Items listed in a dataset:
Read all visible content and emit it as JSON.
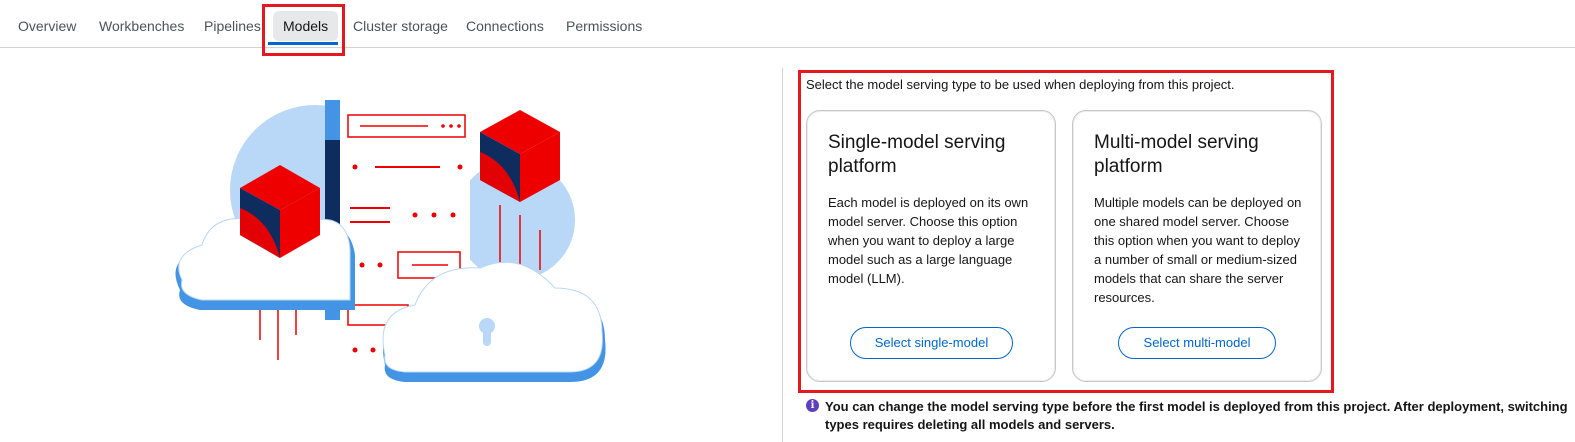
{
  "tabs": [
    {
      "label": "Overview",
      "active": false
    },
    {
      "label": "Workbenches",
      "active": false
    },
    {
      "label": "Pipelines",
      "active": false
    },
    {
      "label": "Models",
      "active": true
    },
    {
      "label": "Cluster storage",
      "active": false
    },
    {
      "label": "Connections",
      "active": false
    },
    {
      "label": "Permissions",
      "active": false
    }
  ],
  "intro": "Select the model serving type to be used when deploying from this project.",
  "cards": [
    {
      "title": "Single-model serving platform",
      "body": "Each model is deployed on its own model server. Choose this option when you want to deploy a large model such as a large language model (LLM).",
      "button": "Select single-model"
    },
    {
      "title": "Multi-model serving platform",
      "body": "Multiple models can be deployed on one shared model server. Choose this option when you want to deploy a number of small or medium-sized models that can share the server resources.",
      "button": "Select multi-model"
    }
  ],
  "info": {
    "icon": "info-icon",
    "text": "You can change the model serving type before the first model is deployed from this project. After deployment, switching types requires deleting all models and servers."
  },
  "colors": {
    "accent": "#0066cc",
    "highlight": "#e3191f",
    "brand_red": "#ee0000",
    "info_purple": "#5e40be"
  }
}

▶ **Your objective**
Leave the pictures out and copy the rest of the data exactly.

▶ **The output**
Read all visible content and emit it as JSON.
{
  "tabs": [
    {
      "label": "Overview",
      "active": false
    },
    {
      "label": "Workbenches",
      "active": false
    },
    {
      "label": "Pipelines",
      "active": false
    },
    {
      "label": "Models",
      "active": true
    },
    {
      "label": "Cluster storage",
      "active": false
    },
    {
      "label": "Connections",
      "active": false
    },
    {
      "label": "Permissions",
      "active": false
    }
  ],
  "intro": "Select the model serving type to be used when deploying from this project.",
  "cards": [
    {
      "title": "Single-model serving platform",
      "body": "Each model is deployed on its own model server. Choose this option when you want to deploy a large model such as a large language model (LLM).",
      "button": "Select single-model"
    },
    {
      "title": "Multi-model serving platform",
      "body": "Multiple models can be deployed on one shared model server. Choose this option when you want to deploy a number of small or medium-sized models that can share the server resources.",
      "button": "Select multi-model"
    }
  ],
  "info": {
    "icon": "info-icon",
    "text": "You can change the model serving type before the first model is deployed from this project. After deployment, switching types requires deleting all models and servers."
  },
  "colors": {
    "accent": "#0066cc",
    "highlight": "#e3191f",
    "brand_red": "#ee0000",
    "info_purple": "#5e40be"
  }
}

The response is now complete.